Pick out each line of the records that includes the string "appliance", and copy it.
* Begin Material *
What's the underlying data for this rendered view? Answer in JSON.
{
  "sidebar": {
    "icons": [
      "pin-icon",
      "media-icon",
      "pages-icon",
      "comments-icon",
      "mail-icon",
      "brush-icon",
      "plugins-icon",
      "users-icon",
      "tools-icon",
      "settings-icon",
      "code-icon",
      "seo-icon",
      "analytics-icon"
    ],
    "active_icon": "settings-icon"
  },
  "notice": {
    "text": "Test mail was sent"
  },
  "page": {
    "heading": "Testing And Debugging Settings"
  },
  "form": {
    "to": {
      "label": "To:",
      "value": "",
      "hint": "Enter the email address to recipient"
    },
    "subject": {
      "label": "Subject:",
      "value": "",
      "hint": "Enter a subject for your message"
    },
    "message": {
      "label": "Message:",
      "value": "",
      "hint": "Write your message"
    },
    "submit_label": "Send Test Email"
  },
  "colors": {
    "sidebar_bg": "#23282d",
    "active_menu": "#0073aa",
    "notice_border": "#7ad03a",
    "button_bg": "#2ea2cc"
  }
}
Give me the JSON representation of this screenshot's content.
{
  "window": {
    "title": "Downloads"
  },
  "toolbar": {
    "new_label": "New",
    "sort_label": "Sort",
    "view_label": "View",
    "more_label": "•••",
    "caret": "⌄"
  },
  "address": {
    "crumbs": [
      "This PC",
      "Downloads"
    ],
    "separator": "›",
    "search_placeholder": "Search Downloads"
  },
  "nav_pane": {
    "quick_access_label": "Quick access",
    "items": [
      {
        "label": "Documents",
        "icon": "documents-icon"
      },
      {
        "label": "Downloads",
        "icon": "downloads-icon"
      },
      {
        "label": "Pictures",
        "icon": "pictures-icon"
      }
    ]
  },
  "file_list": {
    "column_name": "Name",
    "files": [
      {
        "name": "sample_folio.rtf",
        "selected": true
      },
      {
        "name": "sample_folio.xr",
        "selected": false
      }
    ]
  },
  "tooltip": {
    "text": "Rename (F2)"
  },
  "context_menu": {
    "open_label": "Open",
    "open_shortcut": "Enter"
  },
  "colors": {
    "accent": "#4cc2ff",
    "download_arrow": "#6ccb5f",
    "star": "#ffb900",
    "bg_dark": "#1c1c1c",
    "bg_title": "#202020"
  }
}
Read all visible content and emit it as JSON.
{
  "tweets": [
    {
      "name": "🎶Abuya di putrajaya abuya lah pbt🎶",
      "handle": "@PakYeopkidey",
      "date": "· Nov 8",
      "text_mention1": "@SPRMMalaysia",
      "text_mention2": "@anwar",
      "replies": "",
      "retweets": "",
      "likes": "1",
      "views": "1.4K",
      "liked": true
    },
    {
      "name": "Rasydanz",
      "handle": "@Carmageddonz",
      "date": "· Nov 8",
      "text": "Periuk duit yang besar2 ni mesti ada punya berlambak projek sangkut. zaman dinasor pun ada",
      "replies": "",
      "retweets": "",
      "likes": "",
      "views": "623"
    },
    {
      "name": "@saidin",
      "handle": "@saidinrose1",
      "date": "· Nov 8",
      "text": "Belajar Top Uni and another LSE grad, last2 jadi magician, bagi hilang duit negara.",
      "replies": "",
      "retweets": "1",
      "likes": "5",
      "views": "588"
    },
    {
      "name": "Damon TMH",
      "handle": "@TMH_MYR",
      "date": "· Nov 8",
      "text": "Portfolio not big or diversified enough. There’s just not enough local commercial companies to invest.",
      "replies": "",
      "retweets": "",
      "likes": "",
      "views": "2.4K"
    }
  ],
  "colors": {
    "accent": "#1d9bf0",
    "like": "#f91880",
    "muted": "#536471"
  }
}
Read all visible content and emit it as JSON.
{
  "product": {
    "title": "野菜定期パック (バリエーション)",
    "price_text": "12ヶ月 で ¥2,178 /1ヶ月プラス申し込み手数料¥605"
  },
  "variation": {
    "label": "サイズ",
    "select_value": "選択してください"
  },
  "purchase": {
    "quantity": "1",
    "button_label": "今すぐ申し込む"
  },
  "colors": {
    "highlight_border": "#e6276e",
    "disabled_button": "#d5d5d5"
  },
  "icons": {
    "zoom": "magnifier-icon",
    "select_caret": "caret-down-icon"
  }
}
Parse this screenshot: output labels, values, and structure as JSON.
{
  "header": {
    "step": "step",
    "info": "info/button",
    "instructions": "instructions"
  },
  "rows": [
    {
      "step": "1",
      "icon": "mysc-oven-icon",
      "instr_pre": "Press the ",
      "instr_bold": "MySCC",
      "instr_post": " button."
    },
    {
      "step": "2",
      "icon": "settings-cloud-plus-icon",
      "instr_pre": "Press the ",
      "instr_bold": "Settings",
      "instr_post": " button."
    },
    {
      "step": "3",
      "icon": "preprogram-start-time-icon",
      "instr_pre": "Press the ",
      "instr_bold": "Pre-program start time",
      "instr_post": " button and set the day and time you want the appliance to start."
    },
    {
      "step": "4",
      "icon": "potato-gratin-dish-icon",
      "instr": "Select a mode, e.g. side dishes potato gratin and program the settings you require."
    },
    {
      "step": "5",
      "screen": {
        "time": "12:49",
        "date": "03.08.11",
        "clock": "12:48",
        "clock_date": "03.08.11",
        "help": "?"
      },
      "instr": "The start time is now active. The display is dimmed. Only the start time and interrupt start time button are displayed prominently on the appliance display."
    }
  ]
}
* End Material *
Answer for the task:
      "instr_post": " button and set the day and time you want the appliance to start."
      "instr": "The start time is now active. The display is dimmed. Only the start time and interrupt start time button are displayed prominently on the appliance display."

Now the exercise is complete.